## What is required:
Extract the records in full, leaving every picture out.

>> begin Task data

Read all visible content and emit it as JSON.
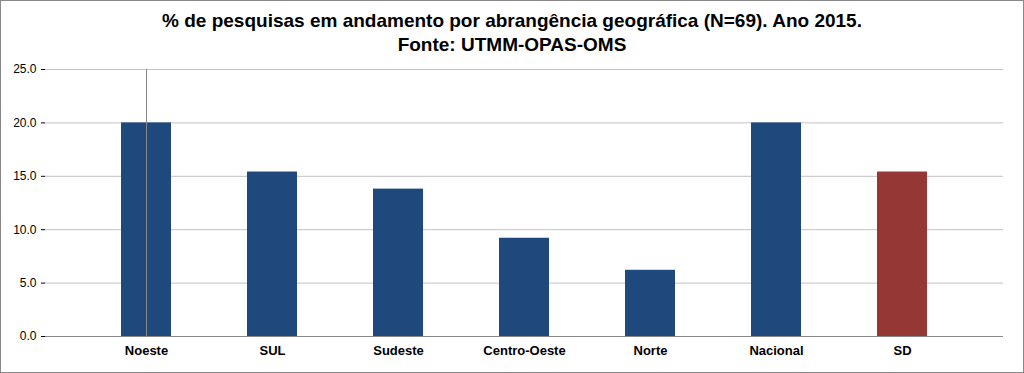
{
  "chart_data": {
    "type": "bar",
    "title": "% de pesquisas em andamento por abrangência geográfica (N=69). Ano 2015.",
    "subtitle": "Fonte: UTMM-OPAS-OMS",
    "categories": [
      "Noeste",
      "SUL",
      "Sudeste",
      "Centro-Oeste",
      "Norte",
      "Nacional",
      "SD"
    ],
    "values": [
      20.0,
      15.4,
      13.8,
      9.2,
      6.2,
      20.0,
      15.4
    ],
    "colors": [
      "#1f497d",
      "#1f497d",
      "#1f497d",
      "#1f497d",
      "#1f497d",
      "#1f497d",
      "#953735"
    ],
    "ylim": [
      0,
      25
    ],
    "yticks": [
      {
        "value": 0,
        "label": "0.0"
      },
      {
        "value": 5,
        "label": "5.0"
      },
      {
        "value": 10,
        "label": "10.0"
      },
      {
        "value": 15,
        "label": "15.0"
      },
      {
        "value": 20,
        "label": "20.0"
      },
      {
        "value": 25,
        "label": "25.0"
      }
    ],
    "grid": true
  }
}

>> end Task data

## Written answer:
Read all visible content and emit it as JSON.
{
  "chart_data": {
    "type": "bar",
    "title": "% de pesquisas em andamento por abrangência geográfica (N=69). Ano 2015.",
    "subtitle": "Fonte: UTMM-OPAS-OMS",
    "categories": [
      "Noeste",
      "SUL",
      "Sudeste",
      "Centro-Oeste",
      "Norte",
      "Nacional",
      "SD"
    ],
    "values": [
      20.0,
      15.4,
      13.8,
      9.2,
      6.2,
      20.0,
      15.4
    ],
    "colors": [
      "#1f497d",
      "#1f497d",
      "#1f497d",
      "#1f497d",
      "#1f497d",
      "#1f497d",
      "#953735"
    ],
    "ylim": [
      0,
      25
    ],
    "yticks": [
      {
        "value": 0,
        "label": "0.0"
      },
      {
        "value": 5,
        "label": "5.0"
      },
      {
        "value": 10,
        "label": "10.0"
      },
      {
        "value": 15,
        "label": "15.0"
      },
      {
        "value": 20,
        "label": "20.0"
      },
      {
        "value": 25,
        "label": "25.0"
      }
    ],
    "grid": true
  }
}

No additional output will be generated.